◆ **Direction**:
Select every line containing the word "Class" from the material, and copy those lines.

◆ **Entries**:

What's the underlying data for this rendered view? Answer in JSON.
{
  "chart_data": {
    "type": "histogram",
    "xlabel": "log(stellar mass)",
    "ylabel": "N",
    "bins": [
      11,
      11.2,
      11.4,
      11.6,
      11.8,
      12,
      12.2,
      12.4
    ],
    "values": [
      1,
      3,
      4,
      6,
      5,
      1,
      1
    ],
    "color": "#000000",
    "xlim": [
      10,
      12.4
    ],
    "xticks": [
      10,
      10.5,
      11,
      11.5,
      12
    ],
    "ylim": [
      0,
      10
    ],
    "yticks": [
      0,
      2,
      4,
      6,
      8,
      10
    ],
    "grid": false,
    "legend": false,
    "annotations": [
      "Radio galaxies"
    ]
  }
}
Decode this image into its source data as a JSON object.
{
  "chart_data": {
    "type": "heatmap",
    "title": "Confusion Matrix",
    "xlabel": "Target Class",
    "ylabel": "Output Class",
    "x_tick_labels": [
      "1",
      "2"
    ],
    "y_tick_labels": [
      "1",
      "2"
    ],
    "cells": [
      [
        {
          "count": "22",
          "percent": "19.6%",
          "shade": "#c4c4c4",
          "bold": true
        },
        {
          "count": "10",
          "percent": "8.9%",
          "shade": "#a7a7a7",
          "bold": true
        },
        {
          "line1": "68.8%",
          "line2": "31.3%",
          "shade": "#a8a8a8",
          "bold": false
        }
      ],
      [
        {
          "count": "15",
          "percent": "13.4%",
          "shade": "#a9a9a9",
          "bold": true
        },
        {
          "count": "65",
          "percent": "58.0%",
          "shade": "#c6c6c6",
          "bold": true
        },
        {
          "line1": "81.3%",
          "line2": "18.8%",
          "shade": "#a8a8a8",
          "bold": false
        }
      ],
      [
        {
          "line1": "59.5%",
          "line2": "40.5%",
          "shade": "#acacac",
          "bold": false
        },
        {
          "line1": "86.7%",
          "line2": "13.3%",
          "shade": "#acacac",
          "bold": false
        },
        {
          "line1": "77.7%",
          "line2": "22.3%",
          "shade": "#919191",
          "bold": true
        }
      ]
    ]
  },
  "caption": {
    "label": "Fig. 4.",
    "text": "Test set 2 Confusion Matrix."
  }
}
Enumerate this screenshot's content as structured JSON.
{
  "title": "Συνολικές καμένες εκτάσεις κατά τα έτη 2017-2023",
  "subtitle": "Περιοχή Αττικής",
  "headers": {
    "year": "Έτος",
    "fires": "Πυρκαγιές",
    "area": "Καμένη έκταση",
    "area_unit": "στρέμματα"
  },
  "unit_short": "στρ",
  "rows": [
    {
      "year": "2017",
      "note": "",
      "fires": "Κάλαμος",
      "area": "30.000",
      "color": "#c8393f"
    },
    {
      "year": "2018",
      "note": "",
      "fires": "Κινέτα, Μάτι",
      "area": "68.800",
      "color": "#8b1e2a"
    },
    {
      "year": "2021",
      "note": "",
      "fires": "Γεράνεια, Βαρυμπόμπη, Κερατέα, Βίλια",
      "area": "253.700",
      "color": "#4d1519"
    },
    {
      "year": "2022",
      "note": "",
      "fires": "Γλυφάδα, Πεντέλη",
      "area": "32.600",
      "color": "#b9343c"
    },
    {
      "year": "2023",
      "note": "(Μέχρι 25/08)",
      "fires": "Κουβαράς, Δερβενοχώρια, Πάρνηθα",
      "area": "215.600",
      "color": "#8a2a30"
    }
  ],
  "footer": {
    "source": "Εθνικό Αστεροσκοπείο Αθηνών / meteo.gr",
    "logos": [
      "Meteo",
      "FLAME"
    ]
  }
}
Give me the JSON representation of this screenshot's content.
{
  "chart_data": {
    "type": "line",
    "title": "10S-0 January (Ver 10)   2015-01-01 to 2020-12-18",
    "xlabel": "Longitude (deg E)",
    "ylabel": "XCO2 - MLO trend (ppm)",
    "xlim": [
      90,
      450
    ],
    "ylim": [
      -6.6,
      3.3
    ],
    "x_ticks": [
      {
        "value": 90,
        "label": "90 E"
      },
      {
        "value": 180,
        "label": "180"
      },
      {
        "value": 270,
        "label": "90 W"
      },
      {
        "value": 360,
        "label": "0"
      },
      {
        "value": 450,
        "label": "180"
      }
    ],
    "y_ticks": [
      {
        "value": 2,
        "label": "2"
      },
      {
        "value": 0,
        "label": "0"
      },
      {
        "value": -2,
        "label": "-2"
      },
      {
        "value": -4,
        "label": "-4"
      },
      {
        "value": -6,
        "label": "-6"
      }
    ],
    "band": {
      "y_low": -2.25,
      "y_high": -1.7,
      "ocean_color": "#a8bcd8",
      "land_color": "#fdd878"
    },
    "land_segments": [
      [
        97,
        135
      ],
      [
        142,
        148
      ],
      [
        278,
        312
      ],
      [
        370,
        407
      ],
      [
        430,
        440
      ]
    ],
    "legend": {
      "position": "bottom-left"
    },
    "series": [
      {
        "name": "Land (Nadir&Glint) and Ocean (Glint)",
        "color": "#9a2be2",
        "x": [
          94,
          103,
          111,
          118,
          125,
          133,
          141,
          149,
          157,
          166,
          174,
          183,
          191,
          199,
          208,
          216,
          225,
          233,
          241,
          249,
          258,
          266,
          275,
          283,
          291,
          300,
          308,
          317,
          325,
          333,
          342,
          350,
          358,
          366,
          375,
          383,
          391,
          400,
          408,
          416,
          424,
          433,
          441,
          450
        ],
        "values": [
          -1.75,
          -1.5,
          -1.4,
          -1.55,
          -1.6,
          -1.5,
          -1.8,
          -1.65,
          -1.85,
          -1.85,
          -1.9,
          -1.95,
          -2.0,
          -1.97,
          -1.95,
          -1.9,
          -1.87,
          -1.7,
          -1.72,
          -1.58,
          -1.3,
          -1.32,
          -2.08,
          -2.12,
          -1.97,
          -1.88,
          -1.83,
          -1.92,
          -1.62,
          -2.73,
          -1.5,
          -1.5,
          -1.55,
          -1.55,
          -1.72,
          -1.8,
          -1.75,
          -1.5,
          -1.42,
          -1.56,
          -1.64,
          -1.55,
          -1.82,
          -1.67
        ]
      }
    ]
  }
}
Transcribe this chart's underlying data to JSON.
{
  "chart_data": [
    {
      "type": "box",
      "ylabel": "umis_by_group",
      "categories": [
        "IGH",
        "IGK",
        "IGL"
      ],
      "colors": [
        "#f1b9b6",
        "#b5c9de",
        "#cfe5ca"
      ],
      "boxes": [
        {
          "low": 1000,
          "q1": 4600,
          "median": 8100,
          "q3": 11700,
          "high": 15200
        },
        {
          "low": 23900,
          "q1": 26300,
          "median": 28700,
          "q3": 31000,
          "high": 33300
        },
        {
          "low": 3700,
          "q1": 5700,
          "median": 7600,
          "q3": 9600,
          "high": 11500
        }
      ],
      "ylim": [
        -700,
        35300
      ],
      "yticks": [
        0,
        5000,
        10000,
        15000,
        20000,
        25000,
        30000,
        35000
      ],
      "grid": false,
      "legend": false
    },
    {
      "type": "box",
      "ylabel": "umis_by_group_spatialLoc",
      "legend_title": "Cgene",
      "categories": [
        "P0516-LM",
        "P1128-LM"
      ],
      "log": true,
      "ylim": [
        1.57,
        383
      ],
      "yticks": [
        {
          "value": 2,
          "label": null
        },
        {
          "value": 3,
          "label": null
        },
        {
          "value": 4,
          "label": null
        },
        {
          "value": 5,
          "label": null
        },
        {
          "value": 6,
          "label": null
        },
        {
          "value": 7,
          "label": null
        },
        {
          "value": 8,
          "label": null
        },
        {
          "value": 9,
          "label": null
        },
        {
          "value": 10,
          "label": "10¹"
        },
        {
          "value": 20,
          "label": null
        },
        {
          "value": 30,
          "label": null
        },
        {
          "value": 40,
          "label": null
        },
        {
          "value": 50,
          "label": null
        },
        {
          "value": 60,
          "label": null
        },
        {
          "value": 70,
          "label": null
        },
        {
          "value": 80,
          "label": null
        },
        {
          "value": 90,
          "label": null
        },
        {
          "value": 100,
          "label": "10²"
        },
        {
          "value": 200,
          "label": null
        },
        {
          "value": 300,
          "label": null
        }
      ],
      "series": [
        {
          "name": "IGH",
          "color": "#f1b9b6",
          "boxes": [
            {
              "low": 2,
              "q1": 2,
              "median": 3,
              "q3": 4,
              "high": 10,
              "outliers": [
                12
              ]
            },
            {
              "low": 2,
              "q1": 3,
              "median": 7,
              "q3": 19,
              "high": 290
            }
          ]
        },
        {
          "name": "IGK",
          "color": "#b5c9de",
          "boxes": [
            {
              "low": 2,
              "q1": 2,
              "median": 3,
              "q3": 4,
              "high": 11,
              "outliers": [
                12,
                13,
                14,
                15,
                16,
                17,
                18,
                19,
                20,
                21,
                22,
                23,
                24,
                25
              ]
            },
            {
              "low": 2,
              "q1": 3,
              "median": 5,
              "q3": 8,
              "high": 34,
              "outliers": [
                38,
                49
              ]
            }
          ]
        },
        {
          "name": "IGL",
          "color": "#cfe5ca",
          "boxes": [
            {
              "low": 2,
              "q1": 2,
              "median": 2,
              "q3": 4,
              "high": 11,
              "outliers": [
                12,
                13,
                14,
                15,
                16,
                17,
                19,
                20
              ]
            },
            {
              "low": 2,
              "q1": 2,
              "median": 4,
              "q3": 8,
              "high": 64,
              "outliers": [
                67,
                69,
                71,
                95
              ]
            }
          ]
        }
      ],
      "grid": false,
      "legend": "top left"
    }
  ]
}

◆ **Answer below**:
    "xlabel": "Target Class",
    "ylabel": "Output Class",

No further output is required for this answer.